WRITTEN EXERCISE: Collect all lines containing the word "Figuur" from the data.

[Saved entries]
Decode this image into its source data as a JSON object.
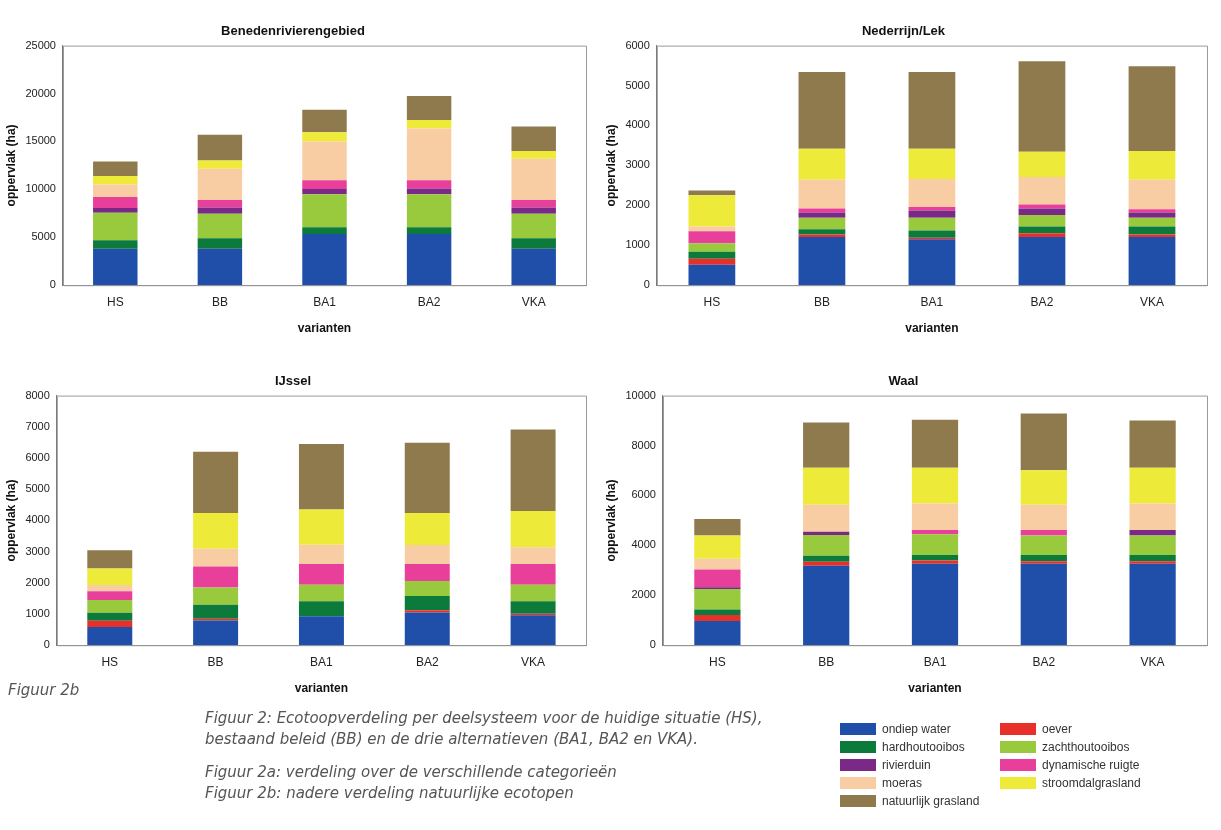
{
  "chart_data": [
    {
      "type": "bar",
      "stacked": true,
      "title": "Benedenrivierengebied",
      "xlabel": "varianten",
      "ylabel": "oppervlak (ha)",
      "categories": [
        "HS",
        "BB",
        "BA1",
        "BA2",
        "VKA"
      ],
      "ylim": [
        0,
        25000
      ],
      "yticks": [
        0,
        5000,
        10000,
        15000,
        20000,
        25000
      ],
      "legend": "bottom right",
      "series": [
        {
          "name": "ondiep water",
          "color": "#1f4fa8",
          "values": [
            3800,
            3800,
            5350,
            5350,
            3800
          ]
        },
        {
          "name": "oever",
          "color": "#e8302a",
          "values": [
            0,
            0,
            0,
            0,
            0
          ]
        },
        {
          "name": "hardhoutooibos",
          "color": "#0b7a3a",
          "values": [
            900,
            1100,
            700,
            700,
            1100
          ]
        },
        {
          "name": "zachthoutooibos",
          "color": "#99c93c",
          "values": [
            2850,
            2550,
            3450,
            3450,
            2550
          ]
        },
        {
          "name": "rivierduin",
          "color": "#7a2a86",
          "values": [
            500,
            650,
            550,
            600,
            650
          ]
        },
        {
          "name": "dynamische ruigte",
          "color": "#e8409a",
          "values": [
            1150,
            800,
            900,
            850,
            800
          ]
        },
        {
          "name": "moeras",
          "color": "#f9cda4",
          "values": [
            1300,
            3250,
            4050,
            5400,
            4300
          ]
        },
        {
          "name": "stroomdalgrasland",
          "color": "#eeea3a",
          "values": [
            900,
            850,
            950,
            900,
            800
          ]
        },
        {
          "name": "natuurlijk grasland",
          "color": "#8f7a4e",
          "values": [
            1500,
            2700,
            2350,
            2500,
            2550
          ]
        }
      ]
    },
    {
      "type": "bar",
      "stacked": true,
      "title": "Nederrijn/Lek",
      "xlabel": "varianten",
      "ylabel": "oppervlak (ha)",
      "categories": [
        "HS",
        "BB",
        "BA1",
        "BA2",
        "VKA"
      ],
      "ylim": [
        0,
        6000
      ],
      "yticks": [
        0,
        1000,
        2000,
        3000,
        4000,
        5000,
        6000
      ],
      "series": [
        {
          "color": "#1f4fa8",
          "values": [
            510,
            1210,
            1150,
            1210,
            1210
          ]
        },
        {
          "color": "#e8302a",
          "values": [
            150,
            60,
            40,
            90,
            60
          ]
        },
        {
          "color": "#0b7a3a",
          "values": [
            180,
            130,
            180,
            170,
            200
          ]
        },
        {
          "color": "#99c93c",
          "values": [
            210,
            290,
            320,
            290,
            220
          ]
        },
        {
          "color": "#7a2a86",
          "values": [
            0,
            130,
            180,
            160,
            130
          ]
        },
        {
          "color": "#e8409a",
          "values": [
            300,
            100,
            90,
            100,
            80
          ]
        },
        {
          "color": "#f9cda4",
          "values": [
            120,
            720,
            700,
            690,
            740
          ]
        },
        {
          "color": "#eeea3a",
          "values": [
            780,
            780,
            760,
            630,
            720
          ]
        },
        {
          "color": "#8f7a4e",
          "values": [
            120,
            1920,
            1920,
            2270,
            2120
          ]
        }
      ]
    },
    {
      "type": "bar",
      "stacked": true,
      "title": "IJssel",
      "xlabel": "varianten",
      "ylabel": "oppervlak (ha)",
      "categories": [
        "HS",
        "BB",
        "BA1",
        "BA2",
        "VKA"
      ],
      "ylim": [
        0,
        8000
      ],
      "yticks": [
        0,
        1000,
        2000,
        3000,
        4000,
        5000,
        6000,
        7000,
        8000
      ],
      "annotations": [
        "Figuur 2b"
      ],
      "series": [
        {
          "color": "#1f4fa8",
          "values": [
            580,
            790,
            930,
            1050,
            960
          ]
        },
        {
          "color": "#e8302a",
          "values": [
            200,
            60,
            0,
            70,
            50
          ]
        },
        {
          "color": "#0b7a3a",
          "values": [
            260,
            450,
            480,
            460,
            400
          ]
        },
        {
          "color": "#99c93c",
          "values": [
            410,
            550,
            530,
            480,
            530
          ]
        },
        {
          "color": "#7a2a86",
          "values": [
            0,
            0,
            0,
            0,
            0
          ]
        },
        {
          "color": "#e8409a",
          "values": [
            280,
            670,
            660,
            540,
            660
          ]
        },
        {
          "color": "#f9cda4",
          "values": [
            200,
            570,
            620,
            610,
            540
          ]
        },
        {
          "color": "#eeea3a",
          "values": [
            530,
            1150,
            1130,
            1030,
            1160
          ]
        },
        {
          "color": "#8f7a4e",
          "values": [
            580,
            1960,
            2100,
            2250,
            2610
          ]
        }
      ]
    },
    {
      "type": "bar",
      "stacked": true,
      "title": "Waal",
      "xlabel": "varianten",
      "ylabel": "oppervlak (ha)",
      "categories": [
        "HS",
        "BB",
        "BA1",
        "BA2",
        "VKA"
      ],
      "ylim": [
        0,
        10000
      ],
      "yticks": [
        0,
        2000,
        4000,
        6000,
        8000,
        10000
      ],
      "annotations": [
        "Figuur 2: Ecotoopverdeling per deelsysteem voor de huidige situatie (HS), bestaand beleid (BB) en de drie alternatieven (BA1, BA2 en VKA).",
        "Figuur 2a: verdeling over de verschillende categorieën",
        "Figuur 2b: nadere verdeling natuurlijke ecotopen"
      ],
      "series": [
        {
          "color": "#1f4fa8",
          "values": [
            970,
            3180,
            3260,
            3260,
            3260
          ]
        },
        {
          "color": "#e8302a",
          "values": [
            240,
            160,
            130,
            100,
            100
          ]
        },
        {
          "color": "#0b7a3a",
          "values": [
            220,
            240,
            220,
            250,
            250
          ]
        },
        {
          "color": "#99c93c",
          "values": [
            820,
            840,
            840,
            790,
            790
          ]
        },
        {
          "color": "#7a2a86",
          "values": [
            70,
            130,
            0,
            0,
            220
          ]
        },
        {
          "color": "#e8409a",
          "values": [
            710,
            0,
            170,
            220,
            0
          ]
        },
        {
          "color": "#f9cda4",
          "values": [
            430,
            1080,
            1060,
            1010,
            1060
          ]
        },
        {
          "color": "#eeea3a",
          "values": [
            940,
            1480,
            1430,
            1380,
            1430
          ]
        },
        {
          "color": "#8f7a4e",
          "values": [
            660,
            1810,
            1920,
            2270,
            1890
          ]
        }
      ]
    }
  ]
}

SOLUTION FOR THIS PROBLEM:
        "Figuur 2b"
        "Figuur 2: Ecotoopverdeling per deelsysteem voor de huidige situatie (HS), bestaand beleid (BB) en de drie alternatieven (BA1, BA2 en VKA).",
        "Figuur 2a: verdeling over de verschillende categorieën",
        "Figuur 2b: nadere verdeling natuurlijke ecotopen"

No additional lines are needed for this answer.